• _Request_
Collect all lines from the listing that include the string "Load".

• _Exercise input_
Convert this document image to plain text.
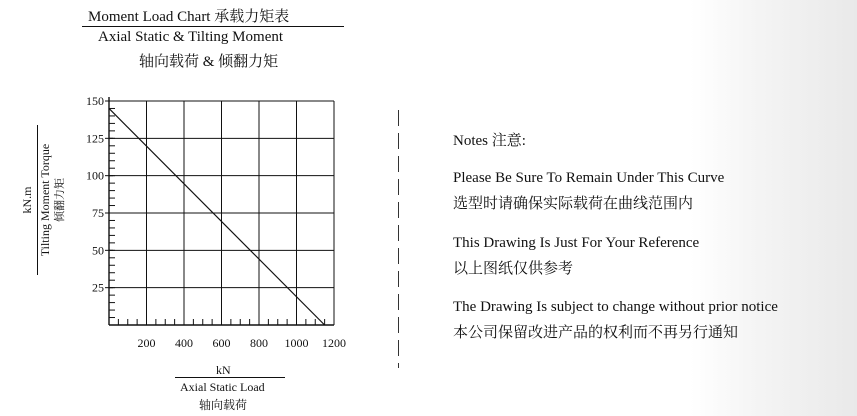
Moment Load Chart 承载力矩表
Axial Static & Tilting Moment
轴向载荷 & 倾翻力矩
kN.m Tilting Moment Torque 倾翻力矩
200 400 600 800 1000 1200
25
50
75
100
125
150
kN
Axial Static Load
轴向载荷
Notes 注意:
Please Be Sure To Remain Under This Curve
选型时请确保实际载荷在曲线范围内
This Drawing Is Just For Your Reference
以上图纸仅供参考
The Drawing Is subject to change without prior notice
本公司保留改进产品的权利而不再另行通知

==

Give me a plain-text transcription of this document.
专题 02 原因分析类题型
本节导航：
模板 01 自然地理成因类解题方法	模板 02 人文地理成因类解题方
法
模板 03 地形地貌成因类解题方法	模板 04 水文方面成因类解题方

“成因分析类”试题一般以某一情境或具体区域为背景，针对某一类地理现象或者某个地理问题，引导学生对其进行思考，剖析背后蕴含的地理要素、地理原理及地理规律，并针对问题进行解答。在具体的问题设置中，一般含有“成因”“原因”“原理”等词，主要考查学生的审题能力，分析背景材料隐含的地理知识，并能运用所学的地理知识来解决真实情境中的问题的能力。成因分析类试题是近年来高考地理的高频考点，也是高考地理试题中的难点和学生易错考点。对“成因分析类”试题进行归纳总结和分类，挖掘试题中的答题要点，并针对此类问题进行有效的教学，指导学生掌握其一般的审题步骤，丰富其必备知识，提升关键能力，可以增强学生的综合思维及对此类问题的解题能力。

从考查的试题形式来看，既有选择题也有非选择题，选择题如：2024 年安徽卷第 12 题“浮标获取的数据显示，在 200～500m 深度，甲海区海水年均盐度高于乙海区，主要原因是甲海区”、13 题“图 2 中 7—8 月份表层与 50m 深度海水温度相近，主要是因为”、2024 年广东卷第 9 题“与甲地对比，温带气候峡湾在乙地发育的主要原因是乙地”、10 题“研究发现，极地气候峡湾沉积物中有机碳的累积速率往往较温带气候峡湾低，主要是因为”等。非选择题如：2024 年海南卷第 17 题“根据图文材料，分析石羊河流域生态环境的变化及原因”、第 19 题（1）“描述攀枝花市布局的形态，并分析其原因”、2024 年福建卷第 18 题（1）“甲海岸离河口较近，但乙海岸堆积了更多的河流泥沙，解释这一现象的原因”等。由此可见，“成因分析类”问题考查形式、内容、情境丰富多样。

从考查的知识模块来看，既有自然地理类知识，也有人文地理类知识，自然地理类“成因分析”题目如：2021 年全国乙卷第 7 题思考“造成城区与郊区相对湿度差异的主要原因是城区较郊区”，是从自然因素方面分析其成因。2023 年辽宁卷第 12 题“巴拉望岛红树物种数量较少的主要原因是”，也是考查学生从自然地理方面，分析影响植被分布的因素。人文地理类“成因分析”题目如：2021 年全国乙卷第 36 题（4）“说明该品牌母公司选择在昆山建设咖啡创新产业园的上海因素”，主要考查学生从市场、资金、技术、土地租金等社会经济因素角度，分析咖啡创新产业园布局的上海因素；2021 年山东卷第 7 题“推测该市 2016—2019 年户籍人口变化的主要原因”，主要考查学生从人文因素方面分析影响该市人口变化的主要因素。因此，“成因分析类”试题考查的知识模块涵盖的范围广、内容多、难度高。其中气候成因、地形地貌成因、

• _Problem solution_
Moment Load Chart 承载力矩表
Axial Static Load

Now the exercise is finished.